TASK DESCRIPTION. Work through the data below and give the number of lines holding "JSON", nothing more.

INPUT FOR THIS TASK.
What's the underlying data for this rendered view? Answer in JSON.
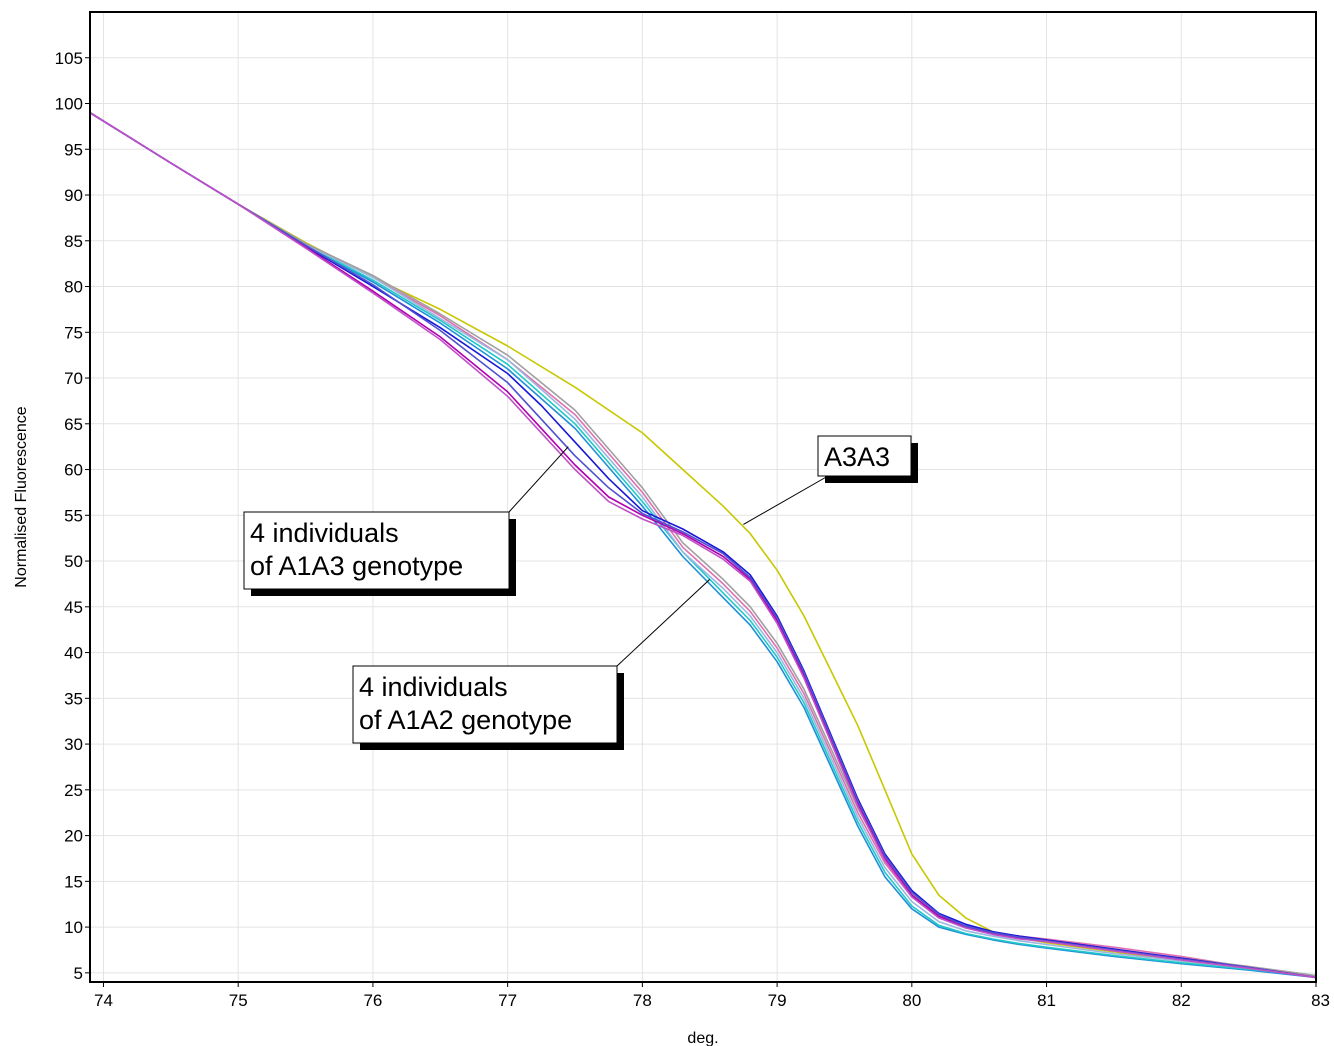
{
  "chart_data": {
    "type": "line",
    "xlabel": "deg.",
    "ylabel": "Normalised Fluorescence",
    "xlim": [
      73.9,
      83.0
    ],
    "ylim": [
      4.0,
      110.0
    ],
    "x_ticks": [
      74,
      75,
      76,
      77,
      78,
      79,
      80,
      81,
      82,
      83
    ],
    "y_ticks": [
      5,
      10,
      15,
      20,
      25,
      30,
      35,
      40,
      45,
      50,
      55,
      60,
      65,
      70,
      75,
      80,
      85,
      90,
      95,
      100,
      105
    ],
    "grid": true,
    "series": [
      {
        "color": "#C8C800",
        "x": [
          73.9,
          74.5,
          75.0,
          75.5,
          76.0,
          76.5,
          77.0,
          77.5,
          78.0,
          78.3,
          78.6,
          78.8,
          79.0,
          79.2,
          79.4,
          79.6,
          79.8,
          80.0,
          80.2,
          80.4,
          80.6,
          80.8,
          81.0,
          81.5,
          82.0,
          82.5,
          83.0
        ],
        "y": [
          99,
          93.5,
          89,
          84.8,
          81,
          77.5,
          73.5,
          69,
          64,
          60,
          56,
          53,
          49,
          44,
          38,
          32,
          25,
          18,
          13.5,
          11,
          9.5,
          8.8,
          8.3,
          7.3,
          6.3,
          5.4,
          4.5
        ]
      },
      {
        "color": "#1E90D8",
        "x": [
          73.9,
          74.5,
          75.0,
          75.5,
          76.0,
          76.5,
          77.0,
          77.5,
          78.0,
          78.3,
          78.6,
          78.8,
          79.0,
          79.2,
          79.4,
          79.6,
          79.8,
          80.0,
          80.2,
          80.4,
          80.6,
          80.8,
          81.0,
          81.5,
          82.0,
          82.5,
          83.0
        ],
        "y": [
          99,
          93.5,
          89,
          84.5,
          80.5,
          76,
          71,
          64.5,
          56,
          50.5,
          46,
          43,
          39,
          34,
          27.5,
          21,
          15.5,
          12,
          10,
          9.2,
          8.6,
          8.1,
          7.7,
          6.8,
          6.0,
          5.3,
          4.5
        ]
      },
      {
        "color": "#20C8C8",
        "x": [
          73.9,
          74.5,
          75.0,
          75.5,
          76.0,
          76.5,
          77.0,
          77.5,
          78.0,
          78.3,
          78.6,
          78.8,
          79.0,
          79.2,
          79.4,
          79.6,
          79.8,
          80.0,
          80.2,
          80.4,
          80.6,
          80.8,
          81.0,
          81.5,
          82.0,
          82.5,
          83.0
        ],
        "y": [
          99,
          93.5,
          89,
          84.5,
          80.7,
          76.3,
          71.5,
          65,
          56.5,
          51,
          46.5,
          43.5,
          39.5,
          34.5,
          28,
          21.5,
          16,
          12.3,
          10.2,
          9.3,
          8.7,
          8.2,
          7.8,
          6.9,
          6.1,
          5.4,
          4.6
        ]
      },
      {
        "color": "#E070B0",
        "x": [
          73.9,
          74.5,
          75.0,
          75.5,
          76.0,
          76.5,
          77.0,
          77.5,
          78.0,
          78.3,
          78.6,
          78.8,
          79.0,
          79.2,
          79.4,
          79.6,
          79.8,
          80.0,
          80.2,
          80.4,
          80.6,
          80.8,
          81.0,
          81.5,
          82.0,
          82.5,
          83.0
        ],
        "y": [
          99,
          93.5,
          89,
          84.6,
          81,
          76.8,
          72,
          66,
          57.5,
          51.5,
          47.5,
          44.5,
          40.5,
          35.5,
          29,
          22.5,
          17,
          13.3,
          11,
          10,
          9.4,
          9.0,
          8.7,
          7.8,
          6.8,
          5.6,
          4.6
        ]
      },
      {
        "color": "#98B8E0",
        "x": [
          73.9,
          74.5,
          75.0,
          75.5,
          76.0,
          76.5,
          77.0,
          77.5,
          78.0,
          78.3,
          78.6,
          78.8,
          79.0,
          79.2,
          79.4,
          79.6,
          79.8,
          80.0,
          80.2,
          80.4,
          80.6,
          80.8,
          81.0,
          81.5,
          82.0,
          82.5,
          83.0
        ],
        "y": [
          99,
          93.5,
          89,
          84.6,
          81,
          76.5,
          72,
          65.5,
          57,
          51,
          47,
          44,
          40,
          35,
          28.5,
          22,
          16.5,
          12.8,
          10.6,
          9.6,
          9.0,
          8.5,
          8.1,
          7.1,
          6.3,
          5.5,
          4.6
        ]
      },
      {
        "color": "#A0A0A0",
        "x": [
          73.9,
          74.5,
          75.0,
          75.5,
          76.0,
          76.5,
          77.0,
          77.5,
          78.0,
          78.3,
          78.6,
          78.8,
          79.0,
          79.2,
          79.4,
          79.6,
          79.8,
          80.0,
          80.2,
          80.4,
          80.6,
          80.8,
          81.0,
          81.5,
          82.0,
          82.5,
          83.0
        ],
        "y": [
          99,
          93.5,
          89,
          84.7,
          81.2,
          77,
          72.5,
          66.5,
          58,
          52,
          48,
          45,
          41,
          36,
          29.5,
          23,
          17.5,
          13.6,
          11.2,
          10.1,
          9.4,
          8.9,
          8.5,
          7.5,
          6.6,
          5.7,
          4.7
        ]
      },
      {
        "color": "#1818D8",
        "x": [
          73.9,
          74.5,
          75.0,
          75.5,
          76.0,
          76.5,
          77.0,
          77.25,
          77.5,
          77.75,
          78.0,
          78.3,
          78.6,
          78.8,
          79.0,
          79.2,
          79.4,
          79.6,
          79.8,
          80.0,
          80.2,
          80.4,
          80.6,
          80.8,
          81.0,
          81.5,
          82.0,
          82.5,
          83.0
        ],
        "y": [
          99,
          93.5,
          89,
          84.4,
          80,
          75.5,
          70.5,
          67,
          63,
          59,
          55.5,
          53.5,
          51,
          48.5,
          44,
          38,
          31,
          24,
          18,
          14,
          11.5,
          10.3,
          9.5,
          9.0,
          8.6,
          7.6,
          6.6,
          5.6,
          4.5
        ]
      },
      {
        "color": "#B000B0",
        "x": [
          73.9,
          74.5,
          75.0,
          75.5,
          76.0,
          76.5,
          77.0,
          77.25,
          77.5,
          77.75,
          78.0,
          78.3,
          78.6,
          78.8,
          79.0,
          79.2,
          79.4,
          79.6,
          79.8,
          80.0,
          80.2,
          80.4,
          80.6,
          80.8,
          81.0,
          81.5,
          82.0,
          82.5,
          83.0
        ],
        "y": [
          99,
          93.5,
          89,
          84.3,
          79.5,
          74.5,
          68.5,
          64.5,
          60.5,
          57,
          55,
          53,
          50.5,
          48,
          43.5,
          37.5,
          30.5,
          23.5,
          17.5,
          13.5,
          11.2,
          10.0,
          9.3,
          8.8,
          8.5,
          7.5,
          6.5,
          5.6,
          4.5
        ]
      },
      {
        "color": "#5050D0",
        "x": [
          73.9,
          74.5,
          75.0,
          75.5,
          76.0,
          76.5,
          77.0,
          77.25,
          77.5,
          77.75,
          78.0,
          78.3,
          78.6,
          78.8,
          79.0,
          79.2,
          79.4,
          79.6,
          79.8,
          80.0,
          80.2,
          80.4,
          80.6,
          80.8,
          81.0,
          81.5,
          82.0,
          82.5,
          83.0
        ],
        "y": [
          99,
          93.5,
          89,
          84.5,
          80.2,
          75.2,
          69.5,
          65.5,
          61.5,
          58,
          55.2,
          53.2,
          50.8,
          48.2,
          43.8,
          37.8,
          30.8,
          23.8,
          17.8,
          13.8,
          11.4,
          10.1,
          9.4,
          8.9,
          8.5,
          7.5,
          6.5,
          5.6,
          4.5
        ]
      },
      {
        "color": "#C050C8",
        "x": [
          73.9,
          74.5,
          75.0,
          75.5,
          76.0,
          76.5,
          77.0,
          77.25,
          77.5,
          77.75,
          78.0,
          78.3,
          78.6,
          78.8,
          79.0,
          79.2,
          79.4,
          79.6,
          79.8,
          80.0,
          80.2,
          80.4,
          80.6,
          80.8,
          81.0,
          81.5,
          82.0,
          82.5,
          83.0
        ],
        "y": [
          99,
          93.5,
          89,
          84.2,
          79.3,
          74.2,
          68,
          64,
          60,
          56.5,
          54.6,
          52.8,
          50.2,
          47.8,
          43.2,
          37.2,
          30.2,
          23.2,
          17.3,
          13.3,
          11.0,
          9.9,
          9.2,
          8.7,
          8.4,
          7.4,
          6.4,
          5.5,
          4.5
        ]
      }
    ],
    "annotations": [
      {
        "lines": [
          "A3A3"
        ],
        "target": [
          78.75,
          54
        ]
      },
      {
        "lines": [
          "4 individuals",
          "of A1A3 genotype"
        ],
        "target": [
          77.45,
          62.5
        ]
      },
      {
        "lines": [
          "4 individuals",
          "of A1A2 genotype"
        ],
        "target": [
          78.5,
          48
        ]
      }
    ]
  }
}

---

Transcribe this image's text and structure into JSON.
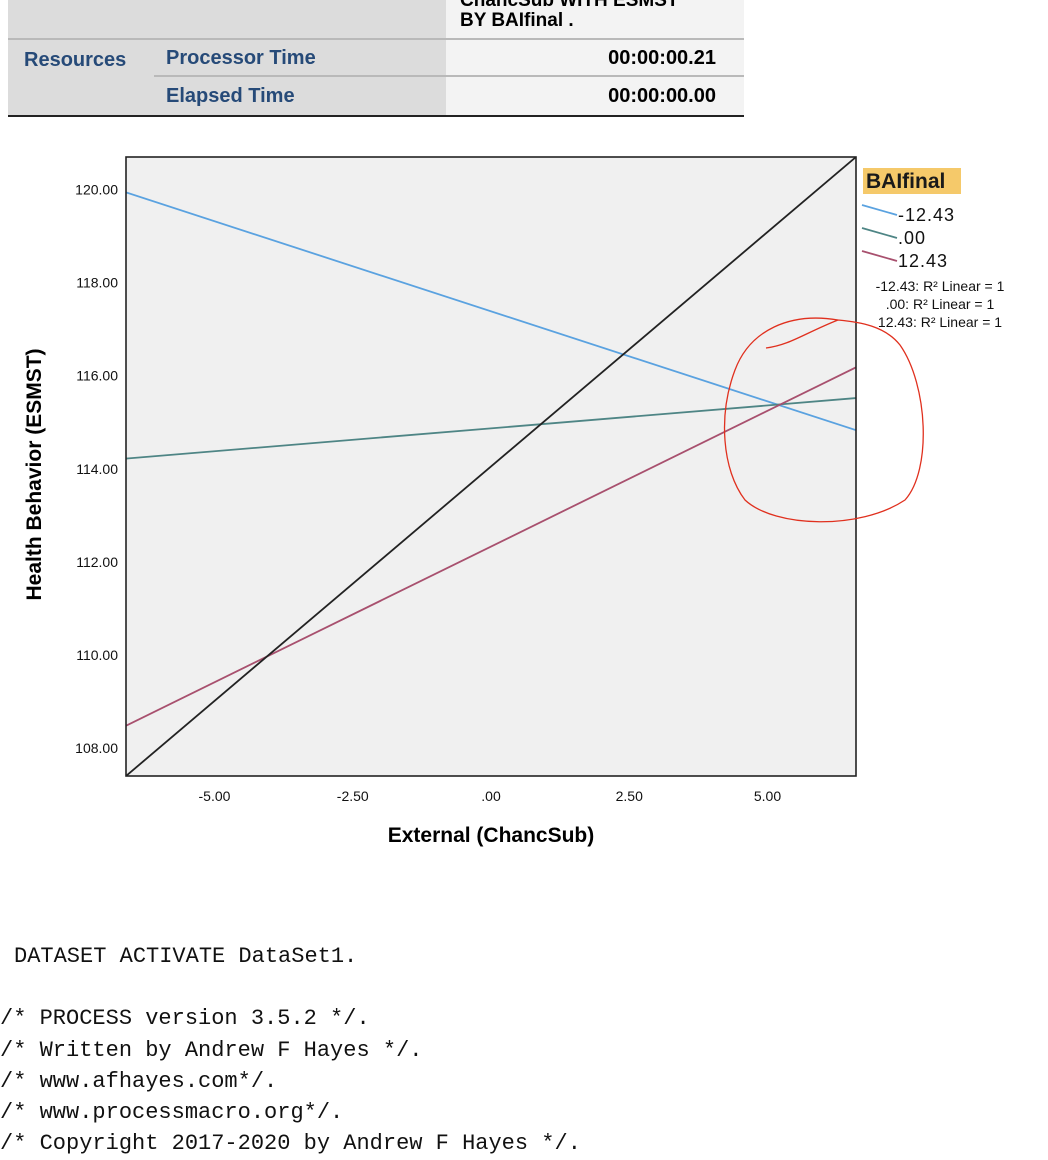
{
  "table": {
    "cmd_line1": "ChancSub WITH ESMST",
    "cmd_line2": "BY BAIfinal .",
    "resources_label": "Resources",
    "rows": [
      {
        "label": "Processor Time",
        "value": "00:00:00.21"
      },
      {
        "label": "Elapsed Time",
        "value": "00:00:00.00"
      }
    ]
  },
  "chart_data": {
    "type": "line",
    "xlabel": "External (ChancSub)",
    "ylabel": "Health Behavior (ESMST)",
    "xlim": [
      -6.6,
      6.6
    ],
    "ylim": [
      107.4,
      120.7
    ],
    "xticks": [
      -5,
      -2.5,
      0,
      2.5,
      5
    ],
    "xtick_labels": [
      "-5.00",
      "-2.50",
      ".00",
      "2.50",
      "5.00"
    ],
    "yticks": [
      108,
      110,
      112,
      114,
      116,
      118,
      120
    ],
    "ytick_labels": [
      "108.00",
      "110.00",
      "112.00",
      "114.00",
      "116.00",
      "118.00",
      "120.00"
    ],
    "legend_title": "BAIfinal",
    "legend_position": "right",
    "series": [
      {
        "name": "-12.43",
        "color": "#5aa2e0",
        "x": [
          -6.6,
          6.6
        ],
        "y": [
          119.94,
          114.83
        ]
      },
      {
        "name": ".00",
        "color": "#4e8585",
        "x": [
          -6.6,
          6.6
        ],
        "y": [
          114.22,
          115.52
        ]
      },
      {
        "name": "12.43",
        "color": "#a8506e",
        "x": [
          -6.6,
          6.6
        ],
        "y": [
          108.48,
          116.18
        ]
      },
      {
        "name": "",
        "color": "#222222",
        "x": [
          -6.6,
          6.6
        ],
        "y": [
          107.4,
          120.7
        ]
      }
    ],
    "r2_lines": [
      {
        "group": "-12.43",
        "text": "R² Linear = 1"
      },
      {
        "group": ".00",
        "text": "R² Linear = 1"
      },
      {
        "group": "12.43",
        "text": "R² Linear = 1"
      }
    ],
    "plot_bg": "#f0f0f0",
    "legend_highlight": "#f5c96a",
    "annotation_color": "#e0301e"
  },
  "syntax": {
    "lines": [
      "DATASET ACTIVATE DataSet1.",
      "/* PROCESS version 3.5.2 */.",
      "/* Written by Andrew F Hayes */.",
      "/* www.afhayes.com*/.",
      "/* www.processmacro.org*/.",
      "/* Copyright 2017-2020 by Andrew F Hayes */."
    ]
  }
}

RESPONSE TO THIS TASK. 2